LiNGUA UX & Rebrand
Duration
Oct '20 - Nov '20
Category
UX
Branding
Contributors
Myself
SUMMARY
Language for one, all, each, and every – captured throughout daily routine and habits.
MY ROLE
Identify, research, and design an app version of a flexible conjugation website, schoLINGUA.
THE CLIENT
schoLINGUA
THE PROBLEM
As a language learner myself, my discovery of SchoLINGUA was lifechanging. The system has the right idea to allow usre customization for creating conjugation quizzes, but the aesthetic and experience wa slacking, which led me to re-design and overhaul it into an app format.
THE SOLUTION
Identifying current features, I began listing the site's criteria that could use refreshers for its form and function.
THE PROCESS

Discovery

Among identifying current features and user experience pain points, I created a survey with fourteen questions, of which I received seven responses. Questions focused in on prior quiz making and study experiences with pre-existing platforms as well as language study, learning styles, and what processes have slowed down or improved learning a new language.

Research I: Survey Analysis

Competitor Feature Analysis

Upon looking at five other quiz-taking, language learning platforms, I compiled a list of their best features. Whether you're redesigning or creating an entirely new product, reinventing the wheel isn't always necessary. Identifying quality pre-existing user experiences is one of the first few steps in overhauling the UX of a product and making it much stronger, more useable, and personable.

Persona I: The Language Student

Persona II: The Educator

Persona III: The Restaurant Manager

User Journey Map

This map focuses on persona #3, Winnie Kwiatczyny, who is the perfect model. Imagining how the app can integrate itself into her day is an exciting challenge. Being a full-time manager with too little time standing in the way of routinely studying, I identified ways to incorporate schoLINGUA.

## Data block
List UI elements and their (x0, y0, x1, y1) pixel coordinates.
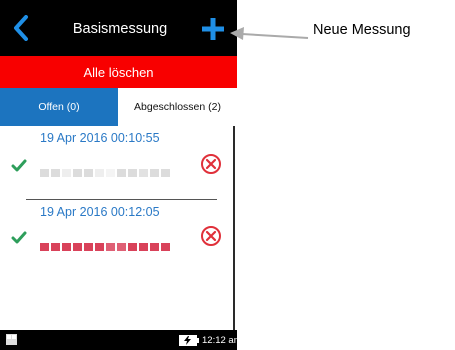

## Instruction
From the case study on the LiNGUA app redesign, reproduce the passage that begins at the words "Persona I: The" and stops after "to incorporate schoLINGUA.".

## Solution to this problem
Persona I: The Language Student

Persona II: The Educator

Persona III: The Restaurant Manager

User Journey Map

This map focuses on persona #3, Winnie Kwiatczyny, who is the perfect model. Imagining how the app can integrate itself into her day is an exciting challenge. Being a full-time manager with too little time standing in the way of routinely studying, I identified ways to incorporate schoLINGUA.